- **Exercise goal**
How many lines of these entries include the string "text"? State the number alone.

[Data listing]
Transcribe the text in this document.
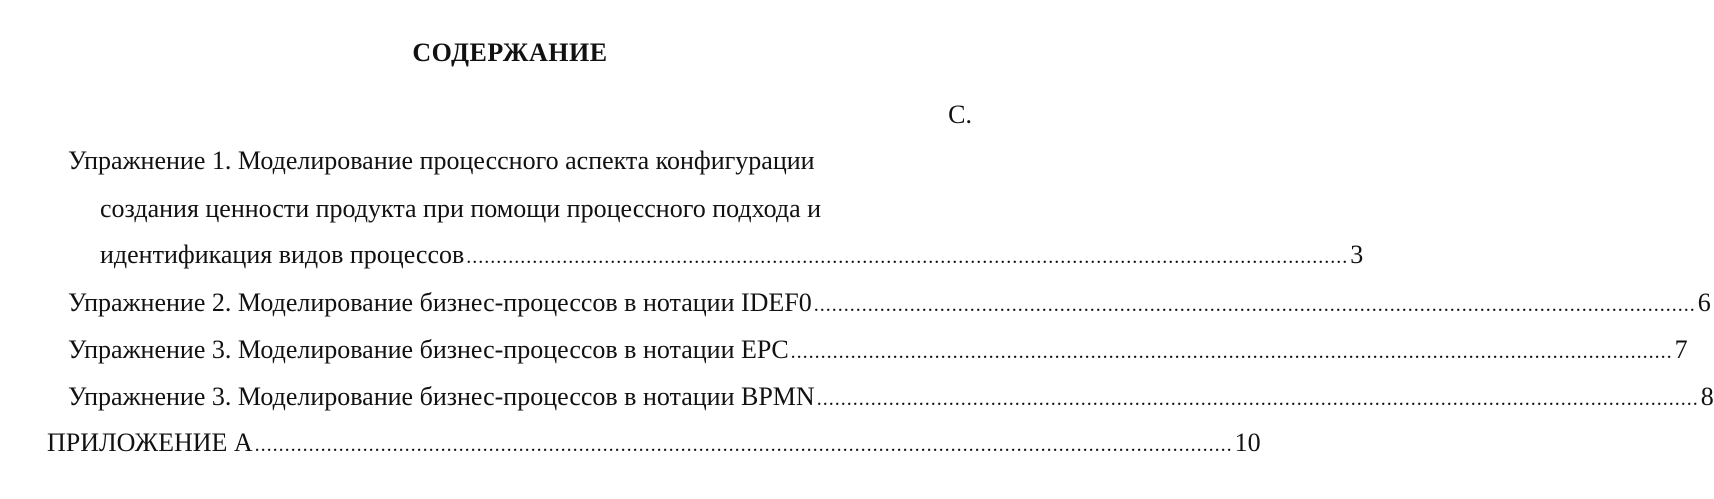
СОДЕРЖАНИЕ
С.
Упражнение 1. Моделирование процессного аспекта конфигурации
создания ценности продукта при помощи процессного подхода и
идентификация видов процессов ................................................................................................................................................... 3
Упражнение 2. Моделирование бизнес-процессов в нотации IDEF0 ................................................................................................................................................... 6
Упражнение 3. Моделирование бизнес-процессов в нотации EPC ................................................................................................................................................... 7
Упражнение 3. Моделирование бизнес-процессов в нотации BPMN ................................................................................................................................................... 8
ПРИЛОЖЕНИЕ А ................................................................................................................................................................... 10
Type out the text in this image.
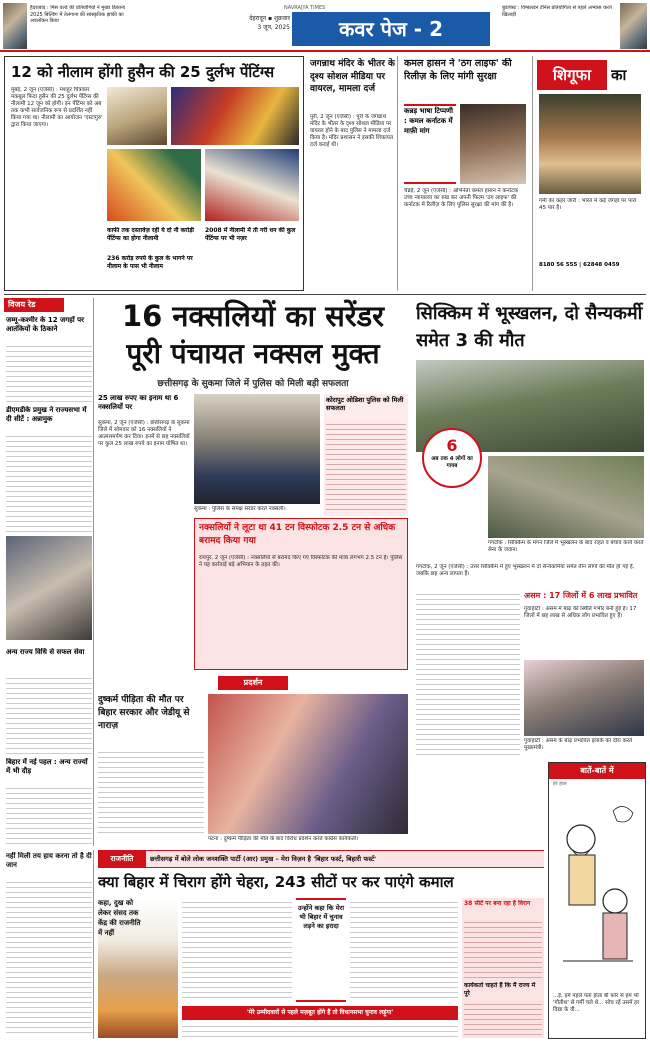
हैदराबाद : मिस वर्ल्ड की प्रतियोगियों ने मुख्य ठिकाना 2025 बिल्डिंग में तेलंगाना की सांस्कृतिक झांकी का अवलोकन किया
NAVRAJYA TIMES
देहरादून ▪ शुक्रवार
3 जून, 2025	कवर पेज - 2
बुडापेस्ट : विम्बलडन टेनिस प्रतियोगिता से पहले अभ्यास करते खिलाड़ी
12 को नीलाम होंगी हुसैन की 25 दुर्लभ पेंटिंग्स
मुंबई, 2 जून (एजेंसी) : मशहूर चित्रकार मकबूल फिदा हुसैन की 25 दुर्लभ पेंटिंग्स की नीलामी 12 जून को होगी। इन पेंटिंग्स को अब तक कभी सार्वजनिक रूप से प्रदर्शित नहीं किया गया था। नीलामी का आयोजन 'एस्टागुरु' द्वारा किया जाएगा।
काफी तक दस्तावेज़ रहीं ये दो नौ करोड़ी पेंटिंग्स का होगा नीलामी
236 करोड़ रुपये के कुल के भागने पर नीलाम के पास भी नीलाम
2008 में नीलामी में ती गरी धन की कुल पेंटिंग्स पर भी नज़र
जगन्नाथ मंदिर के भीतर के दृश्य सोशल मीडिया पर वायरल, मामला दर्ज
पुरी, 2 जून (एजेंसी) : पुरी के जगन्नाथ मंदिर के भीतर के दृश्य सोशल मीडिया पर वायरल होने के बाद पुलिस ने मामला दर्ज किया है। मंदिर प्रशासन ने इसकी शिकायत दर्ज कराई थी।
कमल हासन ने 'ठग लाइफ' की रिलीज़ के लिए मांगी सुरक्षा
कन्नड़ भाषा टिप्पणी : कमल कर्नाटक में माफ़ी मांग
चेन्नई, 2 जून (एजेंसी) : अभिनेता कमल हासन ने कर्नाटक उच्च न्यायालय का रुख कर अपनी फिल्म 'ठग लाइफ' की कर्नाटक में रिलीज़ के लिए पुलिस सुरक्षा की मांग की है।
शिगूफा	का
गर्मी का कहर जारी : भारत में कई जगहों पर पारा 45 पार है।
8180 56 555 | 62848 0459
विजय रेड
जम्मू-कश्मीर के 12 जगहों पर आतंकियों के ठिकाने
डीएमडीके प्रमुख ने राज्यसभा में दी सीटें : अन्नामुक
अन्य राज्य विधि से सफल सेवा
बिहार में नई पहल : अन्य राज्यों में भी दौड़
16 नक्सलियों का सरेंडर
पूरी पंचायत नक्सल मुक्त
छत्तीसगढ़ के सुकमा जिले में पुलिस को मिली बड़ी सफलता
25 लाख रुपए का इनाम था 6 नक्सलियों पर
सुकमा, 2 जून (एजेंसी) : छत्तीसगढ़ के सुकमा जिले में सोमवार को 16 नक्सलियों ने आत्मसमर्पण कर दिया। इनमें से छह नक्सलियों पर कुल 25 लाख रुपये का इनाम घोषित था।
सुकमा : पुलिस के समक्ष सरेंडर करते नक्सली।
नक्सलियों ने लूटा था 41 टन विस्फोटक 2.5 टन से अधिक बरामद किया गया
रायपुर, 2 जून (एजेंसी) : नक्सलियों से बरामद किए गए विस्फोटक की मात्रा लगभग 2.5 टन है। पुलिस ने यह कार्रवाई बड़े अभियान के तहत की।
कोरापुट ओडिशा पुलिस को मिली सफलता
सिक्किम में भूस्खलन, दो सैन्यकर्मी समेत 3 की मौत
6
अब तक 4 लोगों का गायब
गंगटोक : सिक्किम के मंगन जिले में भूस्खलन के बाद राहत व बचाव कार्य करते सेना के जवान।
गंगटोक, 2 जून (एजेंसी) : उत्तर सिक्किम में हुए भूस्खलन में दो सैन्यकर्मियों समेत तीन लोगों की मौत हो गई है, जबकि छह अन्य लापता हैं।
असम : 17 जिलों में 6 लाख प्रभावित
गुवाहाटी : असम में बाढ़ की स्थिति गंभीर बनी हुई है। 17 जिलों में छह लाख से अधिक लोग प्रभावित हुए हैं।
गुवाहाटी : असम के बाढ़ प्रभावित इलाके का दौरा करते मुख्यमंत्री।
प्रदर्शन
दुष्कर्म पीड़िता की मौत पर बिहार सरकार और जेडीयू से नाराज़
पटना : दुष्कर्म पीड़िता की मौत के बाद विरोध प्रदर्शन करते कांग्रेस कार्यकर्ता।
राजनीति	छत्तीसगढ़ में बोले लोक जनशक्ति पार्टी (आर) प्रमुख – मेरा विज़न है 'बिहार फर्स्ट, बिहारी फर्स्ट'
नहीं मिली तय हाय करना तो है दी जान
क्या बिहार में चिराग होंगे चेहरा, 243 सीटों पर कर पाएंगे कमाल
कहा, दुख को लेकर संसद तक केंद्र की राजनीति में नहीं
उन्होंने कहा कि मेरा भी बिहार में चुनाव लड़ने का इरादा
'मेरे उम्मीदवारों से पहले मज़बूत होंगे हैं तो विधानसभा चुनाव लड़ूंगा'
38 सीटें पर बना रहा है विराग
कार्यकर्ता चाहते हैं कि मैं राज्य में पूरे
बातें-बातें में
हर हाल
...ई, हमें पहले पता होता बी फ़ोर से हम भी 'गौतीश' से गर्मी चले थे... सोच रहें उसमें हर विद्या के वी...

- **Output of the task**
2